FEROZ


En memoria de Álvaro Rendón


¿Ya vio a Feroz?”, preguntaba Elena Méndez en uno de mis retornos benéficos a Culiacán, querencia a la que me lleva la reincidente aura de San Gilberto Owen. Suprimía el artículo, pues el adjetivo, naturalmente con mayúscula, era el verdadero nombre, el heterónimo de Álvaro Rendón. Como muchas otras sinaloenses, Elena, alumna suya, había sido inoculada por esa pasión sin concesiones que el profesor ponía en lo que vivía leyendo, en lo que leía viviendo. Su pregunta tenía numerosos matices. No había visto aún al Feroz -a Feroz-, pero verlo era una fiesta y una necesidad. Lo que a él le urgía, y a sus amigos también, era hablar de libros, de autores, de letras. Jamás hacerlo mal de la persona que los había procreado. Era el último lector, que decía Ricardo Piglia, y por eso era el primero. Alguien nacido para amar y construir, para soñar y rebelarse a través de los libros. No era la erudición la que en el más admirábamos sino el entusiasmo. La manera en que sus ojos destellaban al invocar lo que le había deslumbrado y le había enseñado no a entender sino a vivir. A vivir más integralmente, con los sudores y alegrías, las furias y las penas que la verdadera literatura proporciona.
--*--
**TAREAS REQUERIDAS:**
**a.** Por favor, convierte en una lista breve el párrafo del texto sobre Álvaro Rendón que empieza con «¿Ya vio a Feroz?», conservando sus datos principales.
**b.** Según el texto sobre Álvaro Rendón, ¿qué admiraban en él más que la erudición?
**c.** Prosigue el texto sobre Álvaro Rendón a partir de su última oración.

**MATERIAL PROPORCIONADO:**
--*--
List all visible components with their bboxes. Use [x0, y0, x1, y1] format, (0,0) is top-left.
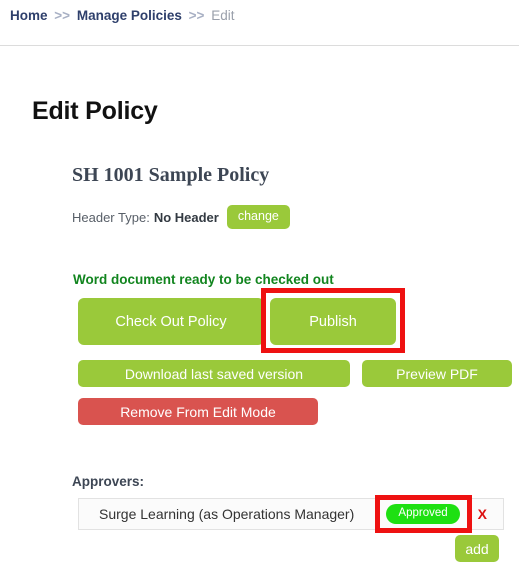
--*--
**RESULTADOS DEL EJERCICIO:**
**a.**
- Elena Méndez, alumna de Álvaro Rendón, preguntaba «¿Ya vio a Feroz?» en los regresos de quien narra a Culiacán.
- «Feroz», sin artículo y con mayúscula, era el heterónimo de Rendón.
- Como muchas otras sinaloenses, Elena había sido contagiada por la pasión del profesor por la lectura.
- Verlo era una fiesta y una necesidad.
- A él y a sus amigos les urgía hablar de libros, autores y letras, nunca hablar mal de los autores.
- Era «el último lector», en la expresión de Ricardo Piglia, y por eso el primero.
- Lo que más se admiraba en él no era la erudición sino el entusiasmo.
- Sus ojos destellaban al evocar lo que le había enseñado a vivir más integralmente.

**b.** El entusiasmo.

**c.**
Un día le pregunté: “¿Por qué te dicen el Feroz?” Y con esa espontaneidad infantil, tan suya, me explicó: “A mi hermano le apodaron el Guapo y como necesariamente había que ponerme a mí un sobrenombre, no se les ocurrió más que el opuesto, o sea, el Feo. Para suavizarlo, cambió a Feroz”. Me vino aquel parlamento de Jesús Inclán en Los olvidados cuando le dice a un niño: “Qué apodo tan sin chiste te pusieron”. Y si el de Álvaro lo fue en un principio, el tiempo se encargó de demostrar que algunos nombres se definen por oposición: el Feroz era manso como los auténticos valientes.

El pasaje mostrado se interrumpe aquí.